Given exercise: Repeat all of the material exactly as given.

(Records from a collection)
★ ★ ★ ★ ★ ★ ★

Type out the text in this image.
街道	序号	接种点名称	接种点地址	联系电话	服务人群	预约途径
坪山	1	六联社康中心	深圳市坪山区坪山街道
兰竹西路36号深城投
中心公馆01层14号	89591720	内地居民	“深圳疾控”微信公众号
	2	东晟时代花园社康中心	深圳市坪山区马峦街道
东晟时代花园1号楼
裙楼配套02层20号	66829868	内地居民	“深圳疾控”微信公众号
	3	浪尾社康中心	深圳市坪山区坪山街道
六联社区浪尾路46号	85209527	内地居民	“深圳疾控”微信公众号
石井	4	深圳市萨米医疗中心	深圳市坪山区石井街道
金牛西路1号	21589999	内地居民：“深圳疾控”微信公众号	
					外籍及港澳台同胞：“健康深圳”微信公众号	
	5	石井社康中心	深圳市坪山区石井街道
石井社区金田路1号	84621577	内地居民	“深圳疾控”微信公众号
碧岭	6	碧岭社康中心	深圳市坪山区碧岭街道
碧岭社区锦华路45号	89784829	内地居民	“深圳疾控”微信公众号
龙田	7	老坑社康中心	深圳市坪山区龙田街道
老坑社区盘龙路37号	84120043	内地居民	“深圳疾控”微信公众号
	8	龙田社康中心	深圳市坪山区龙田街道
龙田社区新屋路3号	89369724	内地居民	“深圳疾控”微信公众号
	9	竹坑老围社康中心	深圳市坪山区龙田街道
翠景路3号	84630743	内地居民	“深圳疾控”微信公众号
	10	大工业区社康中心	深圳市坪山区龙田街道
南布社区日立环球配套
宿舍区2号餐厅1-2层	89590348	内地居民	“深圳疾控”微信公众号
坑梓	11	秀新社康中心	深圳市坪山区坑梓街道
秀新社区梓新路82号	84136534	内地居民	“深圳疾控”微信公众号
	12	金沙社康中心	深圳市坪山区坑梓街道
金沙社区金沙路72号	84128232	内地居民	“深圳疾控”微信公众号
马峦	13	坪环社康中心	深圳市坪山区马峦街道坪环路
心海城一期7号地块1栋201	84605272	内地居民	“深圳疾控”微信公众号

★ ★ ★ ★ ★ ★ ★

Exercise output:
Type out the text in this image.
街道	序号	接种点名称	接种点地址	联系电话	服务人群	预约途径
坪山	1	六联社康中心	深圳市坪山区坪山街道
兰竹西路36号深城投
中心公馆01层14号	89591720	内地居民	“深圳疾控”微信公众号
	2	东晟时代花园社康中心	深圳市坪山区马峦街道
东晟时代花园1号楼
裙楼配套02层20号	66829868	内地居民	“深圳疾控”微信公众号
	3	浪尾社康中心	深圳市坪山区坪山街道
六联社区浪尾路46号	85209527	内地居民	“深圳疾控”微信公众号
石井	4	深圳市萨米医疗中心	深圳市坪山区石井街道
金牛西路1号	21589999	内地居民：“深圳疾控”微信公众号	
					外籍及港澳台同胞：“健康深圳”微信公众号	
	5	石井社康中心	深圳市坪山区石井街道
石井社区金田路1号	84621577	内地居民	“深圳疾控”微信公众号
碧岭	6	碧岭社康中心	深圳市坪山区碧岭街道
碧岭社区锦华路45号	89784829	内地居民	“深圳疾控”微信公众号
龙田	7	老坑社康中心	深圳市坪山区龙田街道
老坑社区盘龙路37号	84120043	内地居民	“深圳疾控”微信公众号
	8	龙田社康中心	深圳市坪山区龙田街道
龙田社区新屋路3号	89369724	内地居民	“深圳疾控”微信公众号
	9	竹坑老围社康中心	深圳市坪山区龙田街道
翠景路3号	84630743	内地居民	“深圳疾控”微信公众号
	10	大工业区社康中心	深圳市坪山区龙田街道
南布社区日立环球配套
宿舍区2号餐厅1-2层	89590348	内地居民	“深圳疾控”微信公众号
坑梓	11	秀新社康中心	深圳市坪山区坑梓街道
秀新社区梓新路82号	84136534	内地居民	“深圳疾控”微信公众号
	12	金沙社康中心	深圳市坪山区坑梓街道
金沙社区金沙路72号	84128232	内地居民	“深圳疾控”微信公众号
马峦	13	坪环社康中心	深圳市坪山区马峦街道坪环路
心海城一期7号地块1栋201	84605272	内地居民	“深圳疾控”微信公众号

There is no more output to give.